-- start DATA ROWS --

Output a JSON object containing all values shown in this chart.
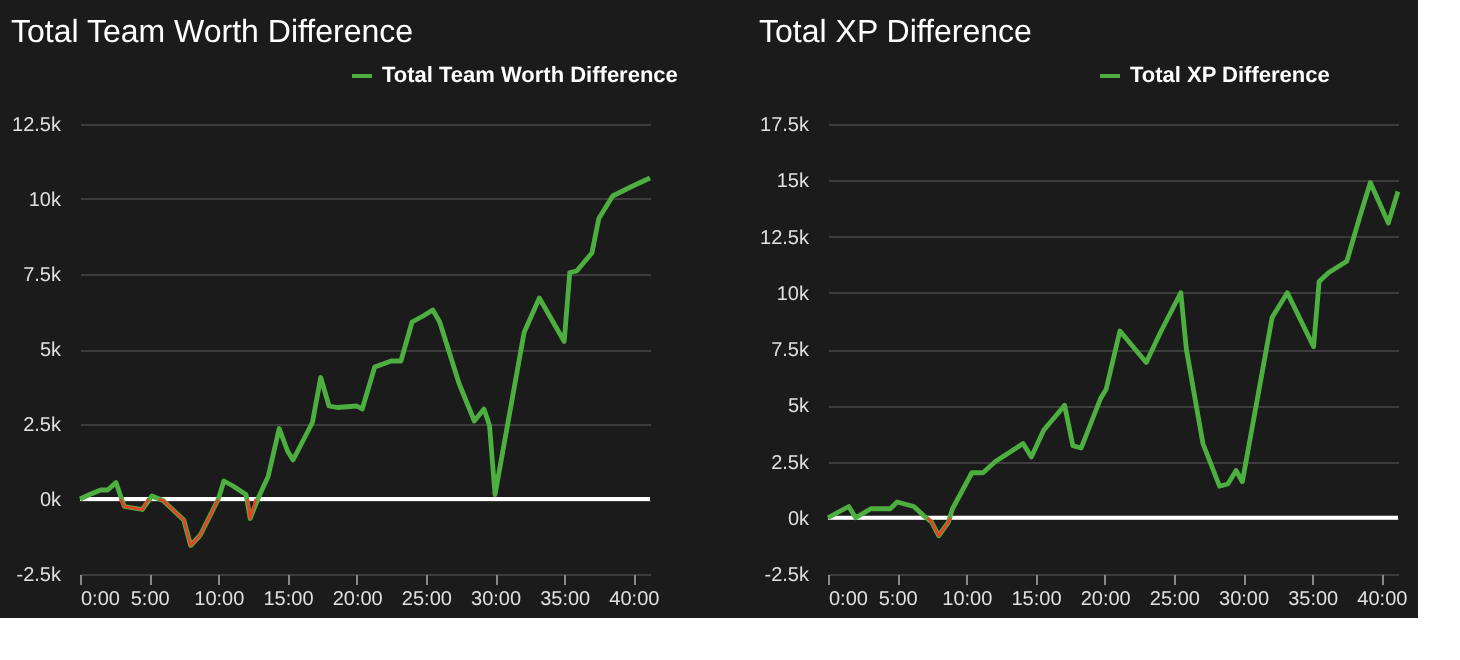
{
  "chart_data": [
    {
      "type": "line",
      "title": "Total Team Worth Difference",
      "legend": "top right",
      "grid": "y",
      "marker": "none",
      "line_style": "solid",
      "series": [
        {
          "name": "Total Team Worth Difference",
          "color": "#4caf3f",
          "x": [
            0,
            0.7,
            1.5,
            2,
            2.6,
            3.2,
            4.5,
            5.2,
            6,
            7.5,
            8,
            8.7,
            10,
            10.4,
            11,
            12,
            12.3,
            12.9,
            13.6,
            14.4,
            15,
            15.4,
            16.8,
            17.4,
            18,
            18.6,
            20,
            20.4,
            21.3,
            22.5,
            23.2,
            24,
            24.8,
            25.5,
            26,
            27.4,
            28.5,
            29.2,
            29.6,
            30,
            32.1,
            33.2,
            35,
            35.4,
            35.9,
            37,
            37.5,
            38.5,
            39.8,
            41.2
          ],
          "values": [
            0,
            150,
            300,
            300,
            550,
            -250,
            -350,
            100,
            -50,
            -700,
            -1550,
            -1200,
            0,
            600,
            450,
            150,
            -650,
            50,
            750,
            2350,
            1600,
            1300,
            2550,
            4050,
            3100,
            3050,
            3100,
            3000,
            4400,
            4600,
            4600,
            5900,
            6100,
            6300,
            5900,
            3850,
            2600,
            3000,
            2450,
            150,
            5550,
            6700,
            5250,
            7550,
            7600,
            8200,
            9350,
            10100,
            10400,
            10700
          ]
        },
        {
          "color": "#f03c28",
          "x": [
            2.9,
            3.2,
            4.5,
            4.95,
            5.3,
            5.7,
            6,
            7.5,
            8,
            8.7,
            10,
            11,
            12.1,
            12.3,
            12.7
          ],
          "values": [
            0,
            -250,
            -350,
            0,
            null,
            0,
            -50,
            -700,
            -1550,
            -1200,
            0,
            null,
            0,
            -650,
            0
          ]
        }
      ],
      "xlim": [
        0,
        41.2
      ],
      "xticks": [
        {
          "value": 0,
          "label": "0:00"
        },
        {
          "value": 5,
          "label": "5:00"
        },
        {
          "value": 10,
          "label": "10:00"
        },
        {
          "value": 15,
          "label": "15:00"
        },
        {
          "value": 20,
          "label": "20:00"
        },
        {
          "value": 25,
          "label": "25:00"
        },
        {
          "value": 30,
          "label": "30:00"
        },
        {
          "value": 35,
          "label": "35:00"
        },
        {
          "value": 40,
          "label": "40:00"
        }
      ],
      "ylim": [
        -2500,
        12500
      ],
      "yticks": [
        {
          "value": -2500,
          "label": "-2.5k"
        },
        {
          "value": 0,
          "label": "0k"
        },
        {
          "value": 2500,
          "label": "2.5k"
        },
        {
          "value": 5000,
          "label": "5k"
        },
        {
          "value": 7500,
          "label": "7.5k"
        },
        {
          "value": 10000,
          "label": "10k"
        },
        {
          "value": 12500,
          "label": "12.5k"
        }
      ],
      "ref_lines": [
        {
          "axis": "y",
          "value": 0,
          "color": "#ffffff"
        }
      ]
    },
    {
      "type": "line",
      "title": "Total XP Difference",
      "legend": "top right",
      "grid": "y",
      "marker": "none",
      "line_style": "solid",
      "series": [
        {
          "name": "Total XP Difference",
          "color": "#4caf3f",
          "x": [
            0,
            1.5,
            2,
            3.1,
            4.5,
            5,
            6.2,
            6.9,
            7.5,
            8,
            8.7,
            9,
            10.4,
            11.2,
            12.1,
            14.1,
            14.7,
            15.6,
            16.7,
            17.1,
            17.7,
            18.3,
            19.7,
            20.1,
            21.1,
            23,
            24,
            25.5,
            25.9,
            27.1,
            28.3,
            28.9,
            29.5,
            29.95,
            32.1,
            33.2,
            35.1,
            35.5,
            36.2,
            37.5,
            38.4,
            39.2,
            40.5,
            41.2
          ],
          "values": [
            0,
            500,
            0,
            400,
            400,
            700,
            500,
            100,
            -200,
            -800,
            -200,
            400,
            2000,
            2000,
            2500,
            3300,
            2700,
            3900,
            4700,
            5000,
            3200,
            3100,
            5300,
            5700,
            8300,
            6900,
            8200,
            10000,
            7500,
            3300,
            1400,
            1500,
            2100,
            1600,
            8900,
            10000,
            7600,
            10500,
            10900,
            11400,
            13300,
            14900,
            13100,
            14500
          ]
        },
        {
          "color": "#f03c28",
          "x": [
            7.2,
            7.5,
            8,
            8.7,
            8.85
          ],
          "values": [
            0,
            -200,
            -800,
            -200,
            0
          ]
        }
      ],
      "xlim": [
        0,
        41.2
      ],
      "xticks": [
        {
          "value": 0,
          "label": "0:00"
        },
        {
          "value": 5,
          "label": "5:00"
        },
        {
          "value": 10,
          "label": "10:00"
        },
        {
          "value": 15,
          "label": "15:00"
        },
        {
          "value": 20,
          "label": "20:00"
        },
        {
          "value": 25,
          "label": "25:00"
        },
        {
          "value": 30,
          "label": "30:00"
        },
        {
          "value": 35,
          "label": "35:00"
        },
        {
          "value": 40,
          "label": "40:00"
        }
      ],
      "ylim": [
        -2500,
        17500
      ],
      "yticks": [
        {
          "value": -2500,
          "label": "-2.5k"
        },
        {
          "value": 0,
          "label": "0k"
        },
        {
          "value": 2500,
          "label": "2.5k"
        },
        {
          "value": 5000,
          "label": "5k"
        },
        {
          "value": 7500,
          "label": "7.5k"
        },
        {
          "value": 10000,
          "label": "10k"
        },
        {
          "value": 12500,
          "label": "12.5k"
        },
        {
          "value": 15000,
          "label": "15k"
        },
        {
          "value": 17500,
          "label": "17.5k"
        }
      ],
      "ref_lines": [
        {
          "axis": "y",
          "value": 0,
          "color": "#ffffff"
        }
      ]
    }
  ]
}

-- end DATA ROWS --

Leave out the pictures and restate everything else word for word.

Output a JSON object containing all values shown in this chart.
{
  "chart_data": [
    {
      "type": "line",
      "title": "Total Team Worth Difference",
      "legend": "top right",
      "grid": "y",
      "marker": "none",
      "line_style": "solid",
      "series": [
        {
          "name": "Total Team Worth Difference",
          "color": "#4caf3f",
          "x": [
            0,
            0.7,
            1.5,
            2,
            2.6,
            3.2,
            4.5,
            5.2,
            6,
            7.5,
            8,
            8.7,
            10,
            10.4,
            11,
            12,
            12.3,
            12.9,
            13.6,
            14.4,
            15,
            15.4,
            16.8,
            17.4,
            18,
            18.6,
            20,
            20.4,
            21.3,
            22.5,
            23.2,
            24,
            24.8,
            25.5,
            26,
            27.4,
            28.5,
            29.2,
            29.6,
            30,
            32.1,
            33.2,
            35,
            35.4,
            35.9,
            37,
            37.5,
            38.5,
            39.8,
            41.2
          ],
          "values": [
            0,
            150,
            300,
            300,
            550,
            -250,
            -350,
            100,
            -50,
            -700,
            -1550,
            -1200,
            0,
            600,
            450,
            150,
            -650,
            50,
            750,
            2350,
            1600,
            1300,
            2550,
            4050,
            3100,
            3050,
            3100,
            3000,
            4400,
            4600,
            4600,
            5900,
            6100,
            6300,
            5900,
            3850,
            2600,
            3000,
            2450,
            150,
            5550,
            6700,
            5250,
            7550,
            7600,
            8200,
            9350,
            10100,
            10400,
            10700
          ]
        },
        {
          "color": "#f03c28",
          "x": [
            2.9,
            3.2,
            4.5,
            4.95,
            5.3,
            5.7,
            6,
            7.5,
            8,
            8.7,
            10,
            11,
            12.1,
            12.3,
            12.7
          ],
          "values": [
            0,
            -250,
            -350,
            0,
            null,
            0,
            -50,
            -700,
            -1550,
            -1200,
            0,
            null,
            0,
            -650,
            0
          ]
        }
      ],
      "xlim": [
        0,
        41.2
      ],
      "xticks": [
        {
          "value": 0,
          "label": "0:00"
        },
        {
          "value": 5,
          "label": "5:00"
        },
        {
          "value": 10,
          "label": "10:00"
        },
        {
          "value": 15,
          "label": "15:00"
        },
        {
          "value": 20,
          "label": "20:00"
        },
        {
          "value": 25,
          "label": "25:00"
        },
        {
          "value": 30,
          "label": "30:00"
        },
        {
          "value": 35,
          "label": "35:00"
        },
        {
          "value": 40,
          "label": "40:00"
        }
      ],
      "ylim": [
        -2500,
        12500
      ],
      "yticks": [
        {
          "value": -2500,
          "label": "-2.5k"
        },
        {
          "value": 0,
          "label": "0k"
        },
        {
          "value": 2500,
          "label": "2.5k"
        },
        {
          "value": 5000,
          "label": "5k"
        },
        {
          "value": 7500,
          "label": "7.5k"
        },
        {
          "value": 10000,
          "label": "10k"
        },
        {
          "value": 12500,
          "label": "12.5k"
        }
      ],
      "ref_lines": [
        {
          "axis": "y",
          "value": 0,
          "color": "#ffffff"
        }
      ]
    },
    {
      "type": "line",
      "title": "Total XP Difference",
      "legend": "top right",
      "grid": "y",
      "marker": "none",
      "line_style": "solid",
      "series": [
        {
          "name": "Total XP Difference",
          "color": "#4caf3f",
          "x": [
            0,
            1.5,
            2,
            3.1,
            4.5,
            5,
            6.2,
            6.9,
            7.5,
            8,
            8.7,
            9,
            10.4,
            11.2,
            12.1,
            14.1,
            14.7,
            15.6,
            16.7,
            17.1,
            17.7,
            18.3,
            19.7,
            20.1,
            21.1,
            23,
            24,
            25.5,
            25.9,
            27.1,
            28.3,
            28.9,
            29.5,
            29.95,
            32.1,
            33.2,
            35.1,
            35.5,
            36.2,
            37.5,
            38.4,
            39.2,
            40.5,
            41.2
          ],
          "values": [
            0,
            500,
            0,
            400,
            400,
            700,
            500,
            100,
            -200,
            -800,
            -200,
            400,
            2000,
            2000,
            2500,
            3300,
            2700,
            3900,
            4700,
            5000,
            3200,
            3100,
            5300,
            5700,
            8300,
            6900,
            8200,
            10000,
            7500,
            3300,
            1400,
            1500,
            2100,
            1600,
            8900,
            10000,
            7600,
            10500,
            10900,
            11400,
            13300,
            14900,
            13100,
            14500
          ]
        },
        {
          "color": "#f03c28",
          "x": [
            7.2,
            7.5,
            8,
            8.7,
            8.85
          ],
          "values": [
            0,
            -200,
            -800,
            -200,
            0
          ]
        }
      ],
      "xlim": [
        0,
        41.2
      ],
      "xticks": [
        {
          "value": 0,
          "label": "0:00"
        },
        {
          "value": 5,
          "label": "5:00"
        },
        {
          "value": 10,
          "label": "10:00"
        },
        {
          "value": 15,
          "label": "15:00"
        },
        {
          "value": 20,
          "label": "20:00"
        },
        {
          "value": 25,
          "label": "25:00"
        },
        {
          "value": 30,
          "label": "30:00"
        },
        {
          "value": 35,
          "label": "35:00"
        },
        {
          "value": 40,
          "label": "40:00"
        }
      ],
      "ylim": [
        -2500,
        17500
      ],
      "yticks": [
        {
          "value": -2500,
          "label": "-2.5k"
        },
        {
          "value": 0,
          "label": "0k"
        },
        {
          "value": 2500,
          "label": "2.5k"
        },
        {
          "value": 5000,
          "label": "5k"
        },
        {
          "value": 7500,
          "label": "7.5k"
        },
        {
          "value": 10000,
          "label": "10k"
        },
        {
          "value": 12500,
          "label": "12.5k"
        },
        {
          "value": 15000,
          "label": "15k"
        },
        {
          "value": 17500,
          "label": "17.5k"
        }
      ],
      "ref_lines": [
        {
          "axis": "y",
          "value": 0,
          "color": "#ffffff"
        }
      ]
    }
  ]
}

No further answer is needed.